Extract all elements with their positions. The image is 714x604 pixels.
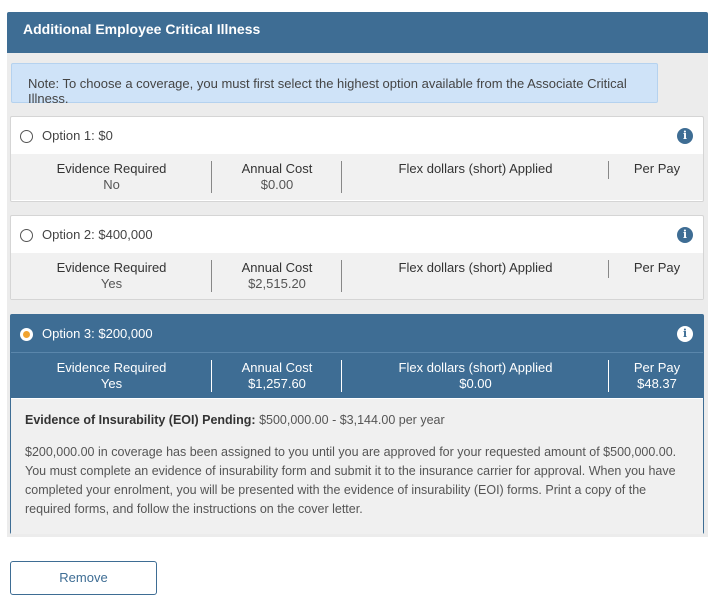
option-details-2: Evidence Required Yes Annual Cost $2,515… [11,253,703,299]
flex-value: $0.00 [459,376,492,391]
per-pay-value: $48.37 [637,376,677,391]
evidence-column: Evidence Required No [11,161,212,193]
flex-column: Flex dollars (short) Applied [342,161,609,177]
evidence-label: Evidence Required [56,161,167,176]
option-header-2[interactable]: Option 2: $400,000 i [11,216,703,253]
option-card-2[interactable]: Option 2: $400,000 i Evidence Required Y… [10,215,704,300]
annual-cost-column: Annual Cost $1,257.60 [212,360,342,392]
option-header-3[interactable]: Option 3: $200,000 i [11,315,703,352]
flex-label: Flex dollars (short) Applied [398,360,553,375]
eoi-message: $200,000.00 in coverage has been assigne… [25,445,677,516]
option-radio-2[interactable] [20,229,33,242]
option-card-3[interactable]: Option 3: $200,000 i Evidence Required Y… [10,314,704,534]
info-icon[interactable]: i [677,128,693,144]
note-text: Note: To choose a coverage, you must fir… [28,76,627,106]
per-pay-column: Per Pay [609,161,705,177]
annual-cost-label: Annual Cost [241,161,313,176]
info-icon[interactable]: i [677,227,693,243]
eoi-pending-label: Evidence of Insurability (EOI) Pending: [25,413,256,427]
flex-column: Flex dollars (short) Applied [342,260,609,276]
option-details-1: Evidence Required No Annual Cost $0.00 F… [11,154,703,200]
option-header-1[interactable]: Option 1: $0 i [11,117,703,154]
option-title-3: Option 3: $200,000 [42,326,153,341]
section-header: Additional Employee Critical Illness [7,12,708,53]
annual-cost-column: Annual Cost $2,515.20 [212,260,342,292]
option-radio-3[interactable] [20,328,33,341]
flex-label: Flex dollars (short) Applied [398,260,553,275]
evidence-column: Evidence Required Yes [11,260,212,292]
evidence-value: No [103,177,120,192]
flex-column: Flex dollars (short) Applied $0.00 [342,360,609,392]
per-pay-label: Per Pay [633,260,681,275]
evidence-value: Yes [100,376,123,391]
eoi-details: Evidence of Insurability (EOI) Pending: … [11,399,703,534]
option-radio-1[interactable] [20,130,33,143]
section-title: Additional Employee Critical Illness [23,21,261,37]
per-pay-label: Per Pay [633,360,681,375]
eoi-pending-line: Evidence of Insurability (EOI) Pending: … [25,413,689,427]
per-pay-column: Per Pay $48.37 [609,360,705,392]
remove-button[interactable]: Remove [10,561,157,595]
option-details-3: Evidence Required Yes Annual Cost $1,257… [11,352,703,398]
info-icon[interactable]: i [677,326,693,342]
option-card-1[interactable]: Option 1: $0 i Evidence Required No Annu… [10,116,704,202]
annual-cost-value: $0.00 [260,177,294,192]
annual-cost-label: Annual Cost [241,360,313,375]
evidence-label: Evidence Required [56,260,167,275]
option-title-2: Option 2: $400,000 [42,227,153,242]
annual-cost-label: Annual Cost [241,260,313,275]
coverage-note: Note: To choose a coverage, you must fir… [11,63,658,106]
annual-cost-value: $1,257.60 [248,376,306,391]
per-pay-label: Per Pay [633,161,681,176]
flex-label: Flex dollars (short) Applied [398,161,553,176]
evidence-label: Evidence Required [56,360,167,375]
annual-cost-value: $2,515.20 [248,276,306,291]
annual-cost-column: Annual Cost $0.00 [212,161,342,193]
eoi-pending-value: $500,000.00 - $3,144.00 per year [259,413,445,427]
option-title-1: Option 1: $0 [42,128,113,143]
evidence-column: Evidence Required Yes [11,360,212,392]
per-pay-column: Per Pay [609,260,705,276]
evidence-value: Yes [100,276,123,291]
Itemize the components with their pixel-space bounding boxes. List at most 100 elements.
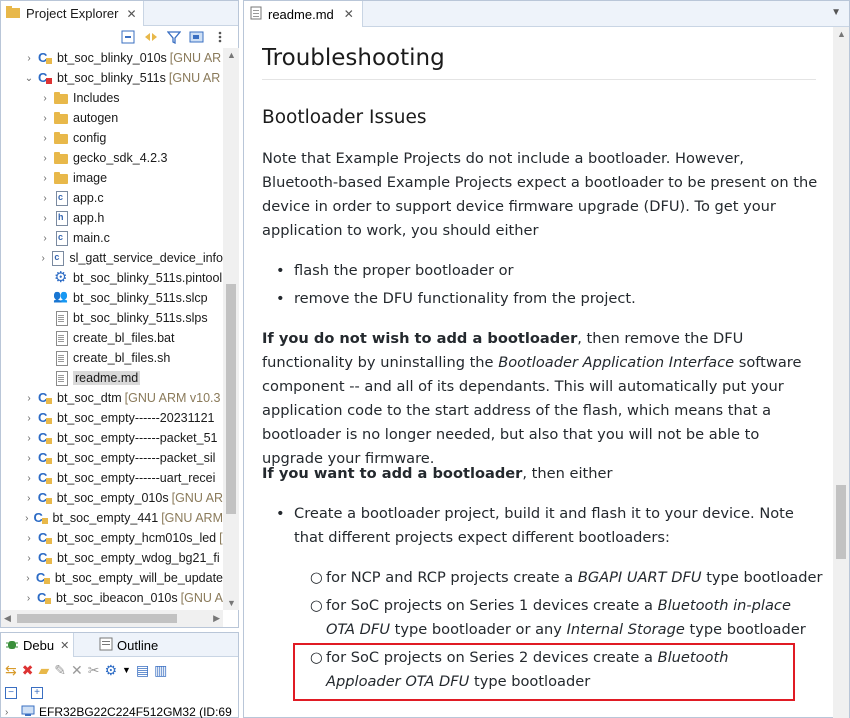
tree-item[interactable]: readme.md (1, 368, 223, 388)
tree-item[interactable]: ›bt_soc_empty_hcm010s_led[ (1, 528, 223, 548)
tree-item[interactable]: › c sl_gatt_service_device_info (1, 248, 223, 268)
device-label: EFR32BG22C224F512GM32 (ID:69 (39, 705, 232, 718)
scroll-up-icon[interactable]: ▲ (227, 50, 236, 60)
tools-icon[interactable]: ✂ (88, 662, 100, 679)
collapse-icon[interactable]: − (5, 687, 17, 699)
remove-icon[interactable]: ✕ (71, 662, 83, 679)
folder-icon (53, 170, 69, 186)
tree-item[interactable]: › bt_soc_empty------20231121 (1, 408, 223, 428)
chevron-right-icon[interactable]: › (39, 93, 51, 104)
tree-item[interactable]: › bt_soc_empty------packet_51 (1, 428, 223, 448)
tree-item[interactable]: bt_soc_blinky_511s.slps (1, 308, 223, 328)
scrollbar-thumb[interactable] (836, 485, 846, 559)
chevron-right-icon[interactable]: › (23, 573, 33, 584)
scroll-right-icon[interactable]: ▶ (213, 613, 220, 624)
tree-item[interactable]: create_bl_files.bat (1, 328, 223, 348)
link-with-editor-icon[interactable] (143, 29, 159, 45)
chevron-right-icon[interactable]: › (23, 393, 35, 404)
disconnect-icon[interactable]: ✖ (22, 662, 34, 679)
explorer-vertical-scrollbar[interactable]: ▲ ▼ (223, 48, 239, 610)
chevron-down-icon[interactable]: ▼ (831, 7, 841, 18)
chevron-right-icon[interactable]: › (39, 133, 51, 144)
chevron-right-icon[interactable]: › (39, 213, 51, 224)
chevron-right-icon[interactable]: › (23, 533, 35, 544)
chevron-down-icon[interactable]: ▼ (122, 665, 131, 675)
tree-item[interactable]: › bt_soc_empty_wdog_bg21_fi (1, 548, 223, 568)
tree-item[interactable]: › c app.c (1, 188, 223, 208)
chevron-right-icon[interactable]: › (39, 173, 51, 184)
new-project-icon[interactable] (189, 29, 205, 45)
tree-item[interactable]: › bt_soc_empty_will_be_update (1, 568, 223, 588)
chevron-right-icon[interactable]: › (23, 593, 34, 604)
expand-icon[interactable]: + (31, 687, 43, 699)
close-icon[interactable]: ✕ (344, 7, 354, 21)
chevron-right-icon[interactable]: › (23, 553, 35, 564)
tree-item-label: bt_soc_empty------packet_sil (57, 451, 216, 465)
tree-item-label: bt_soc_empty_hcm010s_led (57, 531, 217, 545)
tree-item[interactable]: › c main.c (1, 228, 223, 248)
tab-outline[interactable]: Outline (95, 633, 162, 657)
tree-item[interactable]: › bt_soc_empty_441[GNU ARM (1, 508, 223, 528)
connect-icon[interactable]: ⇆ (5, 662, 17, 679)
scroll-up-icon[interactable]: ▲ (837, 29, 846, 39)
tree-item[interactable]: › image (1, 168, 223, 188)
tree-item[interactable]: ⌄ bt_soc_blinky_511s[GNU AR (1, 68, 223, 88)
tree-item[interactable]: bt_soc_blinky_511s.pintool (1, 268, 223, 288)
view-menu-icon[interactable] (212, 29, 228, 45)
tree-item-label: bt_soc_empty_441 (52, 511, 159, 525)
chevron-right-icon[interactable]: › (23, 493, 35, 504)
split-icon[interactable]: ▥ (154, 662, 167, 679)
chevron-right-icon[interactable]: › (5, 707, 17, 718)
scrollbar-thumb[interactable] (17, 614, 177, 623)
scroll-left-icon[interactable]: ◀ (4, 613, 11, 624)
tree-item[interactable]: › bt_soc_blinky_010s[GNU AR (1, 48, 223, 68)
tree-item[interactable]: › bt_soc_empty_010s[GNU AR (1, 488, 223, 508)
scrollbar-thumb[interactable] (226, 284, 236, 514)
tree-item[interactable]: › autogen (1, 108, 223, 128)
chevron-right-icon[interactable]: › (39, 153, 51, 164)
chevron-right-icon[interactable]: › (39, 193, 51, 204)
gear-icon[interactable]: ⚙ (104, 662, 117, 679)
chevron-right-icon[interactable]: › (39, 253, 47, 264)
scroll-down-icon[interactable]: ▼ (227, 598, 236, 608)
explorer-horizontal-scrollbar[interactable]: ◀ ▶ (1, 610, 223, 627)
outline-icon (99, 637, 113, 654)
chevron-right-icon[interactable]: › (23, 453, 35, 464)
tree-item[interactable]: › gecko_sdk_4.2.3 (1, 148, 223, 168)
edit-icon[interactable]: ✎ (54, 662, 66, 679)
tree-item[interactable]: › bt_soc_empty------packet_sil (1, 448, 223, 468)
tab-debug-label: Debu (23, 637, 55, 653)
tab-readme[interactable]: readme.md ✕ (244, 1, 363, 27)
tab-debug[interactable]: Debu ✕ (1, 633, 75, 657)
tree-item-label: readme.md (73, 371, 141, 385)
chevron-down-icon[interactable]: ⌄ (23, 73, 35, 84)
chevron-right-icon[interactable]: › (39, 233, 51, 244)
chevron-right-icon[interactable]: › (23, 413, 35, 424)
project-explorer-view: Project Explorer ✕ ›bt_soc_blinky_010s[G… (0, 0, 239, 628)
layout-icon[interactable]: ▤ (136, 662, 149, 679)
tree-item[interactable]: › bt_soc_ibeacon_010s[GNU A (1, 588, 223, 608)
tree-item[interactable]: › h app.h (1, 208, 223, 228)
chevron-right-icon[interactable]: › (23, 473, 35, 484)
chevron-right-icon[interactable]: › (23, 53, 35, 64)
chevron-right-icon[interactable]: › (39, 113, 51, 124)
collapse-all-icon[interactable] (120, 29, 136, 45)
text: type bootloader (684, 621, 806, 638)
debug-view: Debu ✕ Outline ⇆ ✖ ▰ ✎ ✕ ✂ ⚙ ▼ ▤ ▥ − + ›… (0, 632, 239, 718)
tree-item[interactable]: › Includes (1, 88, 223, 108)
tree-item[interactable]: › bt_soc_dtm[GNU ARM v10.3 (1, 388, 223, 408)
project-explorer-tab[interactable]: Project Explorer ✕ (1, 1, 144, 26)
tree-item[interactable]: › bt_soc_empty------uart_recei (1, 468, 223, 488)
tree-item[interactable]: › config (1, 128, 223, 148)
tree-item-label: bt_soc_blinky_511s.pintool (73, 271, 223, 285)
tree-item[interactable]: bt_soc_blinky_511s.slcp (1, 288, 223, 308)
debug-device-item[interactable]: › EFR32BG22C224F512GM32 (ID:69 (5, 703, 232, 718)
tree-item[interactable]: create_bl_files.sh (1, 348, 223, 368)
close-icon[interactable]: ✕ (126, 7, 136, 21)
filter-icon[interactable] (166, 29, 182, 45)
chevron-right-icon[interactable]: › (23, 513, 31, 524)
close-icon[interactable]: ✕ (60, 639, 69, 652)
chevron-right-icon[interactable]: › (23, 433, 35, 444)
editor-vertical-scrollbar[interactable]: ▲ (833, 27, 849, 718)
open-folder-icon[interactable]: ▰ (38, 662, 49, 679)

___

__STATED TASK__
Print everything in the records from the line containing "option-details-2: Evidence Required" down to the line containing "section-header: Additional Employee", keeping each line unchanged.

__RESPONSE TO THIS EXERCISE__
option-details-2: Evidence Required Yes Annual Cost $2,515… [11,253,703,299]
flex-value: $0.00 [459,376,492,391]
per-pay-value: $48.37 [637,376,677,391]
evidence-column: Evidence Required No [11,161,212,193]
flex-column: Flex dollars (short) Applied [342,161,609,177]
evidence-label: Evidence Required [56,161,167,176]
option-header-2[interactable]: Option 2: $400,000 i [11,216,703,253]
option-card-2[interactable]: Option 2: $400,000 i Evidence Required Y… [10,215,704,300]
annual-cost-column: Annual Cost $1,257.60 [212,360,342,392]
option-header-3[interactable]: Option 3: $200,000 i [11,315,703,352]
flex-label: Flex dollars (short) Applied [398,360,553,375]
eoi-message: $200,000.00 in coverage has been assigne… [25,445,677,516]
option-radio-2[interactable] [20,229,33,242]
option-card-3[interactable]: Option 3: $200,000 i Evidence Required Y… [10,314,704,534]
info-icon[interactable]: i [677,128,693,144]
note-text: Note: To choose a coverage, you must fir… [28,76,627,106]
per-pay-column: Per Pay [609,161,705,177]
annual-cost-label: Annual Cost [241,161,313,176]
info-icon[interactable]: i [677,227,693,243]
eoi-pending-label: Evidence of Insurability (EOI) Pending: [25,413,256,427]
flex-column: Flex dollars (short) Applied [342,260,609,276]
option-details-1: Evidence Required No Annual Cost $0.00 F… [11,154,703,200]
option-header-1[interactable]: Option 1: $0 i [11,117,703,154]
option-title-3: Option 3: $200,000 [42,326,153,341]
section-header: Additional Employee Critical Illness [7,12,708,53]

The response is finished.